## GIVEN ENTRIES
• • • • •

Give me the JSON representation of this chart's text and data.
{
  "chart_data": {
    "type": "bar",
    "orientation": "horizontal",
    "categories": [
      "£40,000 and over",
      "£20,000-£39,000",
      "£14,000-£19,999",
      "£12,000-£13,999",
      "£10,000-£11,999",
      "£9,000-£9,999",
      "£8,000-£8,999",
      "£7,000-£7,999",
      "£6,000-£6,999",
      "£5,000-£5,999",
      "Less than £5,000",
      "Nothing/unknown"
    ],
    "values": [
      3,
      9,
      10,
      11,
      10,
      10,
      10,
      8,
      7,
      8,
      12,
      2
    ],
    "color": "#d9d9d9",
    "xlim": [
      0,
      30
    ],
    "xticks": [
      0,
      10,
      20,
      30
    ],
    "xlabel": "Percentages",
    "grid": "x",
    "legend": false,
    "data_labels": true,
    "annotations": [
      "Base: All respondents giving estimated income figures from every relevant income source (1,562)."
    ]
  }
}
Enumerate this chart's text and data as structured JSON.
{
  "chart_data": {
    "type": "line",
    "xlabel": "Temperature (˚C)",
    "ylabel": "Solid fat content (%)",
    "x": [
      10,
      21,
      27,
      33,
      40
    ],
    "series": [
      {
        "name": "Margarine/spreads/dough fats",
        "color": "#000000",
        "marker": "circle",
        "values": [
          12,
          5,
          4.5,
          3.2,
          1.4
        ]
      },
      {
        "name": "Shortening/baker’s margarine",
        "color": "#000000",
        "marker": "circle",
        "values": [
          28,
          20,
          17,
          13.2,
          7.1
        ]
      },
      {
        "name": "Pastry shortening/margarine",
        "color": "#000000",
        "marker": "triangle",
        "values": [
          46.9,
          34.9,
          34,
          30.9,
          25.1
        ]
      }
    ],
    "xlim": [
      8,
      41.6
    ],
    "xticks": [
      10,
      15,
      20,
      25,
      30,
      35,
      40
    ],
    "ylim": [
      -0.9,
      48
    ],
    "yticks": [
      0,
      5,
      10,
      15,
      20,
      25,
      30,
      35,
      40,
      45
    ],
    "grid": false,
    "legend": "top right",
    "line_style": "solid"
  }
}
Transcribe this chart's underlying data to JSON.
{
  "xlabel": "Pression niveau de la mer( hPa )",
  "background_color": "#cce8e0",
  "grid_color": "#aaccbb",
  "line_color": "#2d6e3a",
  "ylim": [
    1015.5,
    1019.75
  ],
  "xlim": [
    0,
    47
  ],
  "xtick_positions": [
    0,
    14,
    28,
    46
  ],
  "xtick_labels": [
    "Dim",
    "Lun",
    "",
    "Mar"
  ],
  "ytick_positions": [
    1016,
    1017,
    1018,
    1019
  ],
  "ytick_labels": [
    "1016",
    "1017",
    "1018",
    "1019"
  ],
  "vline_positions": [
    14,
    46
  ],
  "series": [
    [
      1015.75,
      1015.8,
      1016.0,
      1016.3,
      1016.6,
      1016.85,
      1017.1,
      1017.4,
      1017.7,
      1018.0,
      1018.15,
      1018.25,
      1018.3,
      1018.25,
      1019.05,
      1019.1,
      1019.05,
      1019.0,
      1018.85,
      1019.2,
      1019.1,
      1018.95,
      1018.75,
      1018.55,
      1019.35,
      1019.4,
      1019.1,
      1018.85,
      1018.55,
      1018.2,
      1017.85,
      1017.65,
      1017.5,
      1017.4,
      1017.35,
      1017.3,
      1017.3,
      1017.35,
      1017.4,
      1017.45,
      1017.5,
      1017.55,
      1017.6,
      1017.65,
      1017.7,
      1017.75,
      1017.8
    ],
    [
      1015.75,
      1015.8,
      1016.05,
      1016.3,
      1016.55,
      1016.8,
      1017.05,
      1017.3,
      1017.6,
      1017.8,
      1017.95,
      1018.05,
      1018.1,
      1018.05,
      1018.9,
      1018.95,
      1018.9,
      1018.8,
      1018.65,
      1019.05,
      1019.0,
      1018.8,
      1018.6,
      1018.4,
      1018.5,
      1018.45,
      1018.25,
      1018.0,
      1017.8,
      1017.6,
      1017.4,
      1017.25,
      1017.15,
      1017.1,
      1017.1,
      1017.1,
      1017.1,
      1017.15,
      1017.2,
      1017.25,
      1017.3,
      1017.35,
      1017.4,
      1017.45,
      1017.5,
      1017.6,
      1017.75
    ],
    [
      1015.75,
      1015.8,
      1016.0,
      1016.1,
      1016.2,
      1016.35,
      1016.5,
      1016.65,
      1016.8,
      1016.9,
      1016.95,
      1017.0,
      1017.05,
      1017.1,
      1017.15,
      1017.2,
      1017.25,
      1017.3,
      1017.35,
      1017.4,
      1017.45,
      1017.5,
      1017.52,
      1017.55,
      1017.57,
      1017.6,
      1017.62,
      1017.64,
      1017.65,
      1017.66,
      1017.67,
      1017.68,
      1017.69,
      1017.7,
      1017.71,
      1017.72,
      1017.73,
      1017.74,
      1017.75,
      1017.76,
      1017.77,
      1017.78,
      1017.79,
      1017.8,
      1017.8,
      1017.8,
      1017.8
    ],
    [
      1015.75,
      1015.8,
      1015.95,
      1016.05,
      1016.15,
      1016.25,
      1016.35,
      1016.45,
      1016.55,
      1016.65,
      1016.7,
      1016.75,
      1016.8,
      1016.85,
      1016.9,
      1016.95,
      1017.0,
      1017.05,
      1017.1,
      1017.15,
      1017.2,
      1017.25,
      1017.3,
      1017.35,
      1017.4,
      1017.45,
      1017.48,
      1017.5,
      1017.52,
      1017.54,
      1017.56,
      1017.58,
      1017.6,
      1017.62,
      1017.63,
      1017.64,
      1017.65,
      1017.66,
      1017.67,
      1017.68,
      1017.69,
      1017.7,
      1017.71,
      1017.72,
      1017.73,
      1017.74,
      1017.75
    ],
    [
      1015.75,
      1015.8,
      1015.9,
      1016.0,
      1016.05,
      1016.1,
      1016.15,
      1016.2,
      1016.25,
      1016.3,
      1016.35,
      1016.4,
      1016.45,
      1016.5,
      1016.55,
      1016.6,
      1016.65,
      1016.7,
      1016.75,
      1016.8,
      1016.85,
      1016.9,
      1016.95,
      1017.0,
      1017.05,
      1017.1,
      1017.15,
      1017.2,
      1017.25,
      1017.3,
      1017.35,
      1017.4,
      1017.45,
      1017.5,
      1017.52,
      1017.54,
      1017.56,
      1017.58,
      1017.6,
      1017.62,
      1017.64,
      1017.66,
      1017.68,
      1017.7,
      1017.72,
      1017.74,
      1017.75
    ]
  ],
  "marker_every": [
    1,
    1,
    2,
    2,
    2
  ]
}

• • • • •

## WHAT YOU WILL DO
Return all of the entries word for word.

## EXPECTED ANSWER
Give me the JSON representation of this chart's text and data.
{
  "chart_data": {
    "type": "bar",
    "orientation": "horizontal",
    "categories": [
      "£40,000 and over",
      "£20,000-£39,000",
      "£14,000-£19,999",
      "£12,000-£13,999",
      "£10,000-£11,999",
      "£9,000-£9,999",
      "£8,000-£8,999",
      "£7,000-£7,999",
      "£6,000-£6,999",
      "£5,000-£5,999",
      "Less than £5,000",
      "Nothing/unknown"
    ],
    "values": [
      3,
      9,
      10,
      11,
      10,
      10,
      10,
      8,
      7,
      8,
      12,
      2
    ],
    "color": "#d9d9d9",
    "xlim": [
      0,
      30
    ],
    "xticks": [
      0,
      10,
      20,
      30
    ],
    "xlabel": "Percentages",
    "grid": "x",
    "legend": false,
    "data_labels": true,
    "annotations": [
      "Base: All respondents giving estimated income figures from every relevant income source (1,562)."
    ]
  }
}
Enumerate this chart's text and data as structured JSON.
{
  "chart_data": {
    "type": "line",
    "xlabel": "Temperature (˚C)",
    "ylabel": "Solid fat content (%)",
    "x": [
      10,
      21,
      27,
      33,
      40
    ],
    "series": [
      {
        "name": "Margarine/spreads/dough fats",
        "color": "#000000",
        "marker": "circle",
        "values": [
          12,
          5,
          4.5,
          3.2,
          1.4
        ]
      },
      {
        "name": "Shortening/baker’s margarine",
        "color": "#000000",
        "marker": "circle",
        "values": [
          28,
          20,
          17,
          13.2,
          7.1
        ]
      },
      {
        "name": "Pastry shortening/margarine",
        "color": "#000000",
        "marker": "triangle",
        "values": [
          46.9,
          34.9,
          34,
          30.9,
          25.1
        ]
      }
    ],
    "xlim": [
      8,
      41.6
    ],
    "xticks": [
      10,
      15,
      20,
      25,
      30,
      35,
      40
    ],
    "ylim": [
      -0.9,
      48
    ],
    "yticks": [
      0,
      5,
      10,
      15,
      20,
      25,
      30,
      35,
      40,
      45
    ],
    "grid": false,
    "legend": "top right",
    "line_style": "solid"
  }
}
Transcribe this chart's underlying data to JSON.
{
  "xlabel": "Pression niveau de la mer( hPa )",
  "background_color": "#cce8e0",
  "grid_color": "#aaccbb",
  "line_color": "#2d6e3a",
  "ylim": [
    1015.5,
    1019.75
  ],
  "xlim": [
    0,
    47
  ],
  "xtick_positions": [
    0,
    14,
    28,
    46
  ],
  "xtick_labels": [
    "Dim",
    "Lun",
    "",
    "Mar"
  ],
  "ytick_positions": [
    1016,
    1017,
    1018,
    1019
  ],
  "ytick_labels": [
    "1016",
    "1017",
    "1018",
    "1019"
  ],
  "vline_positions": [
    14,
    46
  ],
  "series": [
    [
      1015.75,
      1015.8,
      1016.0,
      1016.3,
      1016.6,
      1016.85,
      1017.1,
      1017.4,
      1017.7,
      1018.0,
      1018.15,
      1018.25,
      1018.3,
      1018.25,
      1019.05,
      1019.1,
      1019.05,
      1019.0,
      1018.85,
      1019.2,
      1019.1,
      1018.95,
      1018.75,
      1018.55,
      1019.35,
      1019.4,
      1019.1,
      1018.85,
      1018.55,
      1018.2,
      1017.85,
      1017.65,
      1017.5,
      1017.4,
      1017.35,
      1017.3,
      1017.3,
      1017.35,
      1017.4,
      1017.45,
      1017.5,
      1017.55,
      1017.6,
      1017.65,
      1017.7,
      1017.75,
      1017.8
    ],
    [
      1015.75,
      1015.8,
      1016.05,
      1016.3,
      1016.55,
      1016.8,
      1017.05,
      1017.3,
      1017.6,
      1017.8,
      1017.95,
      1018.05,
      1018.1,
      1018.05,
      1018.9,
      1018.95,
      1018.9,
      1018.8,
      1018.65,
      1019.05,
      1019.0,
      1018.8,
      1018.6,
      1018.4,
      1018.5,
      1018.45,
      1018.25,
      1018.0,
      1017.8,
      1017.6,
      1017.4,
      1017.25,
      1017.15,
      1017.1,
      1017.1,
      1017.1,
      1017.1,
      1017.15,
      1017.2,
      1017.25,
      1017.3,
      1017.35,
      1017.4,
      1017.45,
      1017.5,
      1017.6,
      1017.75
    ],
    [
      1015.75,
      1015.8,
      1016.0,
      1016.1,
      1016.2,
      1016.35,
      1016.5,
      1016.65,
      1016.8,
      1016.9,
      1016.95,
      1017.0,
      1017.05,
      1017.1,
      1017.15,
      1017.2,
      1017.25,
      1017.3,
      1017.35,
      1017.4,
      1017.45,
      1017.5,
      1017.52,
      1017.55,
      1017.57,
      1017.6,
      1017.62,
      1017.64,
      1017.65,
      1017.66,
      1017.67,
      1017.68,
      1017.69,
      1017.7,
      1017.71,
      1017.72,
      1017.73,
      1017.74,
      1017.75,
      1017.76,
      1017.77,
      1017.78,
      1017.79,
      1017.8,
      1017.8,
      1017.8,
      1017.8
    ],
    [
      1015.75,
      1015.8,
      1015.95,
      1016.05,
      1016.15,
      1016.25,
      1016.35,
      1016.45,
      1016.55,
      1016.65,
      1016.7,
      1016.75,
      1016.8,
      1016.85,
      1016.9,
      1016.95,
      1017.0,
      1017.05,
      1017.1,
      1017.15,
      1017.2,
      1017.25,
      1017.3,
      1017.35,
      1017.4,
      1017.45,
      1017.48,
      1017.5,
      1017.52,
      1017.54,
      1017.56,
      1017.58,
      1017.6,
      1017.62,
      1017.63,
      1017.64,
      1017.65,
      1017.66,
      1017.67,
      1017.68,
      1017.69,
      1017.7,
      1017.71,
      1017.72,
      1017.73,
      1017.74,
      1017.75
    ],
    [
      1015.75,
      1015.8,
      1015.9,
      1016.0,
      1016.05,
      1016.1,
      1016.15,
      1016.2,
      1016.25,
      1016.3,
      1016.35,
      1016.4,
      1016.45,
      1016.5,
      1016.55,
      1016.6,
      1016.65,
      1016.7,
      1016.75,
      1016.8,
      1016.85,
      1016.9,
      1016.95,
      1017.0,
      1017.05,
      1017.1,
      1017.15,
      1017.2,
      1017.25,
      1017.3,
      1017.35,
      1017.4,
      1017.45,
      1017.5,
      1017.52,
      1017.54,
      1017.56,
      1017.58,
      1017.6,
      1017.62,
      1017.64,
      1017.66,
      1017.68,
      1017.7,
      1017.72,
      1017.74,
      1017.75
    ]
  ],
  "marker_every": [
    1,
    1,
    2,
    2,
    2
  ]
}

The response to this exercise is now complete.